***** The input *****

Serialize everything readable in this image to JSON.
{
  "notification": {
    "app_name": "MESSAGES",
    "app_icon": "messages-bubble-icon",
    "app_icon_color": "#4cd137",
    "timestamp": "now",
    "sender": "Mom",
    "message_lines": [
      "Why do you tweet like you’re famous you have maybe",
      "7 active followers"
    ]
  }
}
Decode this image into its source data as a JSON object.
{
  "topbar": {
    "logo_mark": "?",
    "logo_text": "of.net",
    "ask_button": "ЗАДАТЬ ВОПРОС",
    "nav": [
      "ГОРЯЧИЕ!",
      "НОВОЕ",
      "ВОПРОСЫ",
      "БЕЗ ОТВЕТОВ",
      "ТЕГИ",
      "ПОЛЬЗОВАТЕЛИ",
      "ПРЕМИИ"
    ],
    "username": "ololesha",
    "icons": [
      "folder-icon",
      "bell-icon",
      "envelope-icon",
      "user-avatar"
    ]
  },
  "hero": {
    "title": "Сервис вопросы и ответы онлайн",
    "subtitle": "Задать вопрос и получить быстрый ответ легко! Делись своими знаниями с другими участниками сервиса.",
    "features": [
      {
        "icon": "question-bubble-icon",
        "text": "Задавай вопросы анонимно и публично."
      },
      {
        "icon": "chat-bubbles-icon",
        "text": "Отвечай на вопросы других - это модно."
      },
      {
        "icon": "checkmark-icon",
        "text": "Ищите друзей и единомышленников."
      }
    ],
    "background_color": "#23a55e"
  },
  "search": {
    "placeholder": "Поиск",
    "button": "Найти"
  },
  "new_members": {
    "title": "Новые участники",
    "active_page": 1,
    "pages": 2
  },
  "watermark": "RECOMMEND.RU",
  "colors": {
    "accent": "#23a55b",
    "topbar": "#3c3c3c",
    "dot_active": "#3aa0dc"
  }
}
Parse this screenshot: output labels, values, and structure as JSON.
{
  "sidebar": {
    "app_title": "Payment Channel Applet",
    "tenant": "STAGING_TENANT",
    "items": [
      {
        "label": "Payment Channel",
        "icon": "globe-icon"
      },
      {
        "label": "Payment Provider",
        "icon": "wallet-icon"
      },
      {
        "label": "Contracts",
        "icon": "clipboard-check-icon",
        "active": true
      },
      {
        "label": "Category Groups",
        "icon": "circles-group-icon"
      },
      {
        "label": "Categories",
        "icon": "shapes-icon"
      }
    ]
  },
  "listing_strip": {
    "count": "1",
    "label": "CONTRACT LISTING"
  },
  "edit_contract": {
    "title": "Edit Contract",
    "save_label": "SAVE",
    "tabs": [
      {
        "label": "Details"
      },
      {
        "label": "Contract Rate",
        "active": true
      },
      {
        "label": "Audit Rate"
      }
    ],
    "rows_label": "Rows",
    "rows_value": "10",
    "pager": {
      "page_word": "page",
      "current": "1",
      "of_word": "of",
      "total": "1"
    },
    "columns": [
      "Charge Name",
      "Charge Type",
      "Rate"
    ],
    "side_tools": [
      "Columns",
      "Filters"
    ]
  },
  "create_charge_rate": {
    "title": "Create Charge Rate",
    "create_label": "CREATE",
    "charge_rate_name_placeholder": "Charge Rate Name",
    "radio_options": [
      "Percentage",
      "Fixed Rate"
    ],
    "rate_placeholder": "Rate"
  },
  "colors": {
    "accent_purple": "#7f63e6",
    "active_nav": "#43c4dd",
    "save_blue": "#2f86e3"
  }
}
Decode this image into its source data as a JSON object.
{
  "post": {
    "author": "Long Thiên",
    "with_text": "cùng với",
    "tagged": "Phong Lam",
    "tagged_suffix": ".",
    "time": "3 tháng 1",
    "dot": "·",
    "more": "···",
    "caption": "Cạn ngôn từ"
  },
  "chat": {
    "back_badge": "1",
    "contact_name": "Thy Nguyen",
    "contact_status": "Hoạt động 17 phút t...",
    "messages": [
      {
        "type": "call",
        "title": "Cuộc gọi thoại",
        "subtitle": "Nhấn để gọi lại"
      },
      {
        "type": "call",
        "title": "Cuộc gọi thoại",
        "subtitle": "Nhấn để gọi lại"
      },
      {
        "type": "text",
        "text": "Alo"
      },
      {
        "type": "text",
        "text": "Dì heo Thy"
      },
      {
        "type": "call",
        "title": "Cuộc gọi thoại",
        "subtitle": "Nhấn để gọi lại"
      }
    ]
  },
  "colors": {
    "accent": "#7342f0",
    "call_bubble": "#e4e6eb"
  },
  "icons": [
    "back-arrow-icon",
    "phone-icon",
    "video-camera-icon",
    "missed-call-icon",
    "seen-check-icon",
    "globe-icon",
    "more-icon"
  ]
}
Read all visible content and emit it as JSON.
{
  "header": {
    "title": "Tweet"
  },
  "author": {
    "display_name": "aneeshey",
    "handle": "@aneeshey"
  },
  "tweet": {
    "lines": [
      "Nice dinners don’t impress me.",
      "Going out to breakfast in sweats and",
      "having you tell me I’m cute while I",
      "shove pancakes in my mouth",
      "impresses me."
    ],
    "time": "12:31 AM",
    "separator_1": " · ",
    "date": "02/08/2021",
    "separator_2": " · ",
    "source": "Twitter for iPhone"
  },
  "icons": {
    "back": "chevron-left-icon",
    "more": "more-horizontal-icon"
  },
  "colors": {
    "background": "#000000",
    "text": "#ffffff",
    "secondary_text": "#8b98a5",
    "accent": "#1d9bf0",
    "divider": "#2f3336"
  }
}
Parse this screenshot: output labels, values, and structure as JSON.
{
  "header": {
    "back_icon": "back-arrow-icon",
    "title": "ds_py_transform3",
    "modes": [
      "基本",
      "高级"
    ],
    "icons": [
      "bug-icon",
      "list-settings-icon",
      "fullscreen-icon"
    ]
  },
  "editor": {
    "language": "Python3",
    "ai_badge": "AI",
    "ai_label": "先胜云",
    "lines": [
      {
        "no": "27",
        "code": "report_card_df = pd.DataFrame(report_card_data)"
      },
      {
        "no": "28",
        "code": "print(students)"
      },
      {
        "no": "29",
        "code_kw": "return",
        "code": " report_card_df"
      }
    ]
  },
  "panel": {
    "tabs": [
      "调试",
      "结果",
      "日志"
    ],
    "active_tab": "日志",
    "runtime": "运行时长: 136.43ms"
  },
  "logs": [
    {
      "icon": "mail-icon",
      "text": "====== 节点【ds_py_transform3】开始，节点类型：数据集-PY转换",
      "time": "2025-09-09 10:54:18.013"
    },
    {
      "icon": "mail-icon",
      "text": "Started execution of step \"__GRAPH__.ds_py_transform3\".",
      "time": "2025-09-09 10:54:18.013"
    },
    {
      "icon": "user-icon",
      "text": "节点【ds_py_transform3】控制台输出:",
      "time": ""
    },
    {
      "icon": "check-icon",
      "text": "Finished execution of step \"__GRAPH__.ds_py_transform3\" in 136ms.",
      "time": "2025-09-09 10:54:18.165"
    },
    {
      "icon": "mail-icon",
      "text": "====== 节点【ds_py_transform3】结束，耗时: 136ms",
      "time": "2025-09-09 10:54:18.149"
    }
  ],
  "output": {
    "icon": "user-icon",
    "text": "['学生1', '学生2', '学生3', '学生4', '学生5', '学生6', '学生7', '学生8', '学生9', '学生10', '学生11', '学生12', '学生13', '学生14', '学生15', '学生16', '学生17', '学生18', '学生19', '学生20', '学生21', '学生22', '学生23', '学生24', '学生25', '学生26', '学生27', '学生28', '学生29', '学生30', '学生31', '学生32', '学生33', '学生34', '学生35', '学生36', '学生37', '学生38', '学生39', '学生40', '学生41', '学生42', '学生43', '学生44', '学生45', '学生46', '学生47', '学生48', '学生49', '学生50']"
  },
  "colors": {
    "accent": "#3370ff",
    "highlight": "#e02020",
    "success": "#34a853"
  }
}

*****

- **What the task asks**
Set down every record above exactly as given.

- **Final result**
Serialize everything readable in this image to JSON.
{
  "notification": {
    "app_name": "MESSAGES",
    "app_icon": "messages-bubble-icon",
    "app_icon_color": "#4cd137",
    "timestamp": "now",
    "sender": "Mom",
    "message_lines": [
      "Why do you tweet like you’re famous you have maybe",
      "7 active followers"
    ]
  }
}
Decode this image into its source data as a JSON object.
{
  "topbar": {
    "logo_mark": "?",
    "logo_text": "of.net",
    "ask_button": "ЗАДАТЬ ВОПРОС",
    "nav": [
      "ГОРЯЧИЕ!",
      "НОВОЕ",
      "ВОПРОСЫ",
      "БЕЗ ОТВЕТОВ",
      "ТЕГИ",
      "ПОЛЬЗОВАТЕЛИ",
      "ПРЕМИИ"
    ],
    "username": "ololesha",
    "icons": [
      "folder-icon",
      "bell-icon",
      "envelope-icon",
      "user-avatar"
    ]
  },
  "hero": {
    "title": "Сервис вопросы и ответы онлайн",
    "subtitle": "Задать вопрос и получить быстрый ответ легко! Делись своими знаниями с другими участниками сервиса.",
    "features": [
      {
        "icon": "question-bubble-icon",
        "text": "Задавай вопросы анонимно и публично."
      },
      {
        "icon": "chat-bubbles-icon",
        "text": "Отвечай на вопросы других - это модно."
      },
      {
        "icon": "checkmark-icon",
        "text": "Ищите друзей и единомышленников."
      }
    ],
    "background_color": "#23a55e"
  },
  "search": {
    "placeholder": "Поиск",
    "button": "Найти"
  },
  "new_members": {
    "title": "Новые участники",
    "active_page": 1,
    "pages": 2
  },
  "watermark": "RECOMMEND.RU",
  "colors": {
    "accent": "#23a55b",
    "topbar": "#3c3c3c",
    "dot_active": "#3aa0dc"
  }
}
Parse this screenshot: output labels, values, and structure as JSON.
{
  "sidebar": {
    "app_title": "Payment Channel Applet",
    "tenant": "STAGING_TENANT",
    "items": [
      {
        "label": "Payment Channel",
        "icon": "globe-icon"
      },
      {
        "label": "Payment Provider",
        "icon": "wallet-icon"
      },
      {
        "label": "Contracts",
        "icon": "clipboard-check-icon",
        "active": true
      },
      {
        "label": "Category Groups",
        "icon": "circles-group-icon"
      },
      {
        "label": "Categories",
        "icon": "shapes-icon"
      }
    ]
  },
  "listing_strip": {
    "count": "1",
    "label": "CONTRACT LISTING"
  },
  "edit_contract": {
    "title": "Edit Contract",
    "save_label": "SAVE",
    "tabs": [
      {
        "label": "Details"
      },
      {
        "label": "Contract Rate",
        "active": true
      },
      {
        "label": "Audit Rate"
      }
    ],
    "rows_label": "Rows",
    "rows_value": "10",
    "pager": {
      "page_word": "page",
      "current": "1",
      "of_word": "of",
      "total": "1"
    },
    "columns": [
      "Charge Name",
      "Charge Type",
      "Rate"
    ],
    "side_tools": [
      "Columns",
      "Filters"
    ]
  },
  "create_charge_rate": {
    "title": "Create Charge Rate",
    "create_label": "CREATE",
    "charge_rate_name_placeholder": "Charge Rate Name",
    "radio_options": [
      "Percentage",
      "Fixed Rate"
    ],
    "rate_placeholder": "Rate"
  },
  "colors": {
    "accent_purple": "#7f63e6",
    "active_nav": "#43c4dd",
    "save_blue": "#2f86e3"
  }
}
Decode this image into its source data as a JSON object.
{
  "post": {
    "author": "Long Thiên",
    "with_text": "cùng với",
    "tagged": "Phong Lam",
    "tagged_suffix": ".",
    "time": "3 tháng 1",
    "dot": "·",
    "more": "···",
    "caption": "Cạn ngôn từ"
  },
  "chat": {
    "back_badge": "1",
    "contact_name": "Thy Nguyen",
    "contact_status": "Hoạt động 17 phút t...",
    "messages": [
      {
        "type": "call",
        "title": "Cuộc gọi thoại",
        "subtitle": "Nhấn để gọi lại"
      },
      {
        "type": "call",
        "title": "Cuộc gọi thoại",
        "subtitle": "Nhấn để gọi lại"
      },
      {
        "type": "text",
        "text": "Alo"
      },
      {
        "type": "text",
        "text": "Dì heo Thy"
      },
      {
        "type": "call",
        "title": "Cuộc gọi thoại",
        "subtitle": "Nhấn để gọi lại"
      }
    ]
  },
  "colors": {
    "accent": "#7342f0",
    "call_bubble": "#e4e6eb"
  },
  "icons": [
    "back-arrow-icon",
    "phone-icon",
    "video-camera-icon",
    "missed-call-icon",
    "seen-check-icon",
    "globe-icon",
    "more-icon"
  ]
}
Read all visible content and emit it as JSON.
{
  "header": {
    "title": "Tweet"
  },
  "author": {
    "display_name": "aneeshey",
    "handle": "@aneeshey"
  },
  "tweet": {
    "lines": [
      "Nice dinners don’t impress me.",
      "Going out to breakfast in sweats and",
      "having you tell me I’m cute while I",
      "shove pancakes in my mouth",
      "impresses me."
    ],
    "time": "12:31 AM",
    "separator_1": " · ",
    "date": "02/08/2021",
    "separator_2": " · ",
    "source": "Twitter for iPhone"
  },
  "icons": {
    "back": "chevron-left-icon",
    "more": "more-horizontal-icon"
  },
  "colors": {
    "background": "#000000",
    "text": "#ffffff",
    "secondary_text": "#8b98a5",
    "accent": "#1d9bf0",
    "divider": "#2f3336"
  }
}
Parse this screenshot: output labels, values, and structure as JSON.
{
  "header": {
    "back_icon": "back-arrow-icon",
    "title": "ds_py_transform3",
    "modes": [
      "基本",
      "高级"
    ],
    "icons": [
      "bug-icon",
      "list-settings-icon",
      "fullscreen-icon"
    ]
  },
  "editor": {
    "language": "Python3",
    "ai_badge": "AI",
    "ai_label": "先胜云",
    "lines": [
      {
        "no": "27",
        "code": "report_card_df = pd.DataFrame(report_card_data)"
      },
      {
        "no": "28",
        "code": "print(students)"
      },
      {
        "no": "29",
        "code_kw": "return",
        "code": " report_card_df"
      }
    ]
  },
  "panel": {
    "tabs": [
      "调试",
      "结果",
      "日志"
    ],
    "active_tab": "日志",
    "runtime": "运行时长: 136.43ms"
  },
  "logs": [
    {
      "icon": "mail-icon",
      "text": "====== 节点【ds_py_transform3】开始，节点类型：数据集-PY转换",
      "time": "2025-09-09 10:54:18.013"
    },
    {
      "icon": "mail-icon",
      "text": "Started execution of step \"__GRAPH__.ds_py_transform3\".",
      "time": "2025-09-09 10:54:18.013"
    },
    {
      "icon": "user-icon",
      "text": "节点【ds_py_transform3】控制台输出:",
      "time": ""
    },
    {
      "icon": "check-icon",
      "text": "Finished execution of step \"__GRAPH__.ds_py_transform3\" in 136ms.",
      "time": "2025-09-09 10:54:18.165"
    },
    {
      "icon": "mail-icon",
      "text": "====== 节点【ds_py_transform3】结束，耗时: 136ms",
      "time": "2025-09-09 10:54:18.149"
    }
  ],
  "output": {
    "icon": "user-icon",
    "text": "['学生1', '学生2', '学生3', '学生4', '学生5', '学生6', '学生7', '学生8', '学生9', '学生10', '学生11', '学生12', '学生13', '学生14', '学生15', '学生16', '学生17', '学生18', '学生19', '学生20', '学生21', '学生22', '学生23', '学生24', '学生25', '学生26', '学生27', '学生28', '学生29', '学生30', '学生31', '学生32', '学生33', '学生34', '学生35', '学生36', '学生37', '学生38', '学生39', '学生40', '学生41', '学生42', '学生43', '学生44', '学生45', '学生46', '学生47', '学生48', '学生49', '学生50']"
  },
  "colors": {
    "accent": "#3370ff",
    "highlight": "#e02020",
    "success": "#34a853"
  }
}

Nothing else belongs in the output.